(begin)

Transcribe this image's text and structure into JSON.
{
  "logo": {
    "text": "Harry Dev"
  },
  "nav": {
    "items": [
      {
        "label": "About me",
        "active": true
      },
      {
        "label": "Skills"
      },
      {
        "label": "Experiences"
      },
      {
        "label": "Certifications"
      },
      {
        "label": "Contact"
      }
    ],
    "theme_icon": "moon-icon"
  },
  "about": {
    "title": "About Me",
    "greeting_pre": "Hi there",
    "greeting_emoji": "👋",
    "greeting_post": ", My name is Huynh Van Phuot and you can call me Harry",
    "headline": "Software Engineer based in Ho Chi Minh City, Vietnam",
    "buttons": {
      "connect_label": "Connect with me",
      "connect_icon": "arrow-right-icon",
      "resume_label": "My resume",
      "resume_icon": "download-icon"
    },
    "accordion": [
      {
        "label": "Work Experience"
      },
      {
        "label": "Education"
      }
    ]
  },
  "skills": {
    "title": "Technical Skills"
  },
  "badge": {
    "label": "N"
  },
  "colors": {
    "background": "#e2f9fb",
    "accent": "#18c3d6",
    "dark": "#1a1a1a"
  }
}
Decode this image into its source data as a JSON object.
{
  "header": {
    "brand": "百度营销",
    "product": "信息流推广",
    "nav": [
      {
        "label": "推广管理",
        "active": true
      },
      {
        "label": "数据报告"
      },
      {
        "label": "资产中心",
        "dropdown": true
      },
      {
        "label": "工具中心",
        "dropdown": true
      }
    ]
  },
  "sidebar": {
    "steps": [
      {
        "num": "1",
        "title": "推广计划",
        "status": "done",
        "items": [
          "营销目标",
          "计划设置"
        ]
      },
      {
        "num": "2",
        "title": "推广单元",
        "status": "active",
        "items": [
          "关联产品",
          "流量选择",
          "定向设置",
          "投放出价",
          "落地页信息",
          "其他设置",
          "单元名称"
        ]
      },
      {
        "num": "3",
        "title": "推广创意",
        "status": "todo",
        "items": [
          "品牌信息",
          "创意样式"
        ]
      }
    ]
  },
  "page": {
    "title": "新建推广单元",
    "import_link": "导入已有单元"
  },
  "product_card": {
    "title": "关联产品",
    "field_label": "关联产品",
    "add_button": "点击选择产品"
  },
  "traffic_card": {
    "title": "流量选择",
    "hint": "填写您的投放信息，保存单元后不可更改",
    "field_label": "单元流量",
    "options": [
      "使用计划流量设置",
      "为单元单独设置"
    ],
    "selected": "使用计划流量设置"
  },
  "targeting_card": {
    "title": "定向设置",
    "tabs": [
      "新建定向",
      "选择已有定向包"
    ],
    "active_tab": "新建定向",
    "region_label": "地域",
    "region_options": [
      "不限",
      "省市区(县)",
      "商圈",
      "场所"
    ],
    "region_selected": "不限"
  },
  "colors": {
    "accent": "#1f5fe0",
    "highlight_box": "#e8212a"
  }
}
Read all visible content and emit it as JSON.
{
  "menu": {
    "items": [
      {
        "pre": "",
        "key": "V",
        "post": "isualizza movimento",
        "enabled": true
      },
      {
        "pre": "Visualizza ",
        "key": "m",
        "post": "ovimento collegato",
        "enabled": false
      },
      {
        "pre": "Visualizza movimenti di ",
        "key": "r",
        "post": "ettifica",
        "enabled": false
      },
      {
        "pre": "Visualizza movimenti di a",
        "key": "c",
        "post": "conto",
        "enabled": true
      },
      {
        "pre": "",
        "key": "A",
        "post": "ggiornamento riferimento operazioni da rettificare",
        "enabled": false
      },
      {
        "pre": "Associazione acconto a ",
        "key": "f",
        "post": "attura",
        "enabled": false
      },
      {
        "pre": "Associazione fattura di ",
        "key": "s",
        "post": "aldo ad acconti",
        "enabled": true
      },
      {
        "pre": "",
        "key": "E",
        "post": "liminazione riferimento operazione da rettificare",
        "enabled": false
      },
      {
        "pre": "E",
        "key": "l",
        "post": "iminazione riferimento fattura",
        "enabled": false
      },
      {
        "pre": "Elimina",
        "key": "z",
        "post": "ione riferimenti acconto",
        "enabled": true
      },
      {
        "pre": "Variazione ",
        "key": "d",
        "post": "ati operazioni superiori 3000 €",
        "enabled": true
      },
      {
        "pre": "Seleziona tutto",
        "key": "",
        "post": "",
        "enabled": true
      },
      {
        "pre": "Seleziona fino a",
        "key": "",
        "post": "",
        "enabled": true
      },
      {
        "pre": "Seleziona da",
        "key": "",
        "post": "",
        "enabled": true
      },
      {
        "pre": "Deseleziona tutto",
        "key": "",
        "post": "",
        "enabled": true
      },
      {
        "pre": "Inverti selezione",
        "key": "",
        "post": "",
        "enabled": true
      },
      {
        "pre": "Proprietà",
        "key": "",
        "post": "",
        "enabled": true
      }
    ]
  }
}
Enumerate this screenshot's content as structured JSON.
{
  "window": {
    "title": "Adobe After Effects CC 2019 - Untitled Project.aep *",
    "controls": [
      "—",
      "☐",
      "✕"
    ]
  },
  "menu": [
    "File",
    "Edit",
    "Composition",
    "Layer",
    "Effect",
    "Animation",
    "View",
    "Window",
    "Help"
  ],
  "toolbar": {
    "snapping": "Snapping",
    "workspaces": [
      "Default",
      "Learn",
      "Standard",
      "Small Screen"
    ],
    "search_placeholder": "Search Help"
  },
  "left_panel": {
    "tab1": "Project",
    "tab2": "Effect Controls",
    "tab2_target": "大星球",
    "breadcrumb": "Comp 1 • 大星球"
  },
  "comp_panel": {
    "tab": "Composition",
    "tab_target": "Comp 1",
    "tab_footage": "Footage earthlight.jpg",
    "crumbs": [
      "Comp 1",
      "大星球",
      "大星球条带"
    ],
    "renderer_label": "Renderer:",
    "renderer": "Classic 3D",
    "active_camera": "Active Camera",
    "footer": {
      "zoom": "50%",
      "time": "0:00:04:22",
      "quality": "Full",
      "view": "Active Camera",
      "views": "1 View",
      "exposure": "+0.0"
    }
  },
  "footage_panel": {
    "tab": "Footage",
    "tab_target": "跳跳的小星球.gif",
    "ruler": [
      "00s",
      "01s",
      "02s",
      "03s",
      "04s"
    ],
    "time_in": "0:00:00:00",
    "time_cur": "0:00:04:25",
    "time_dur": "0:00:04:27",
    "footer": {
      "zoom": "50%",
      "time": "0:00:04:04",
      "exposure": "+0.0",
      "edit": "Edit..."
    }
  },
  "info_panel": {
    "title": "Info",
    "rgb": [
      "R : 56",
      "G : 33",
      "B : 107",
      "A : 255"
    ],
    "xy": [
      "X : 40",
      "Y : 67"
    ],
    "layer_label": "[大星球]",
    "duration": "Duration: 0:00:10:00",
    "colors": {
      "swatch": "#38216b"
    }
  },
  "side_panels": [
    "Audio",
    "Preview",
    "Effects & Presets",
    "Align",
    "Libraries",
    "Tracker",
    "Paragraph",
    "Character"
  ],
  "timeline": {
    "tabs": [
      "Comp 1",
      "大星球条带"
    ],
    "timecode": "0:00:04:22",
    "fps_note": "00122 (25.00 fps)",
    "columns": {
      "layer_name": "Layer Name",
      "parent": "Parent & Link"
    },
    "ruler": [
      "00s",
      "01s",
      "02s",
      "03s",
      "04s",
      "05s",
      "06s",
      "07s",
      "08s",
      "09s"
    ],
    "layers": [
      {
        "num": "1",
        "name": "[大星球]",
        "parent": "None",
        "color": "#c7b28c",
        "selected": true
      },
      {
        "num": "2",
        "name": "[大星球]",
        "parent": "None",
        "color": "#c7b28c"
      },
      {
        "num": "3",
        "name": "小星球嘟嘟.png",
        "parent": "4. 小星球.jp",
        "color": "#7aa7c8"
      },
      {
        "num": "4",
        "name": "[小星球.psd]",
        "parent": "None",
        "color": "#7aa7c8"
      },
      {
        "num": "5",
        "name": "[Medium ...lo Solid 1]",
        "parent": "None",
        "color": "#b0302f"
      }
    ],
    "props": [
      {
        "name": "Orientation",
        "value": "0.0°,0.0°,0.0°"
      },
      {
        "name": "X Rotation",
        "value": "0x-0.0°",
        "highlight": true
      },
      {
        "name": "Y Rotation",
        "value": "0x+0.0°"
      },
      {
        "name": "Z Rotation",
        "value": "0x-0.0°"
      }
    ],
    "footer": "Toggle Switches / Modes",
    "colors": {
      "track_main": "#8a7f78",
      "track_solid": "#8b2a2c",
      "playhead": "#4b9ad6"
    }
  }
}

(end)

_WORK TO COMPLETE:_ Only lines that contain the word "riferimento" are wanted; copy each of them.

_IN RESPONSE:_
        "post": "ggiornamento riferimento operazioni da rettificare",
        "post": "liminazione riferimento operazione da rettificare",
        "post": "iminazione riferimento fattura",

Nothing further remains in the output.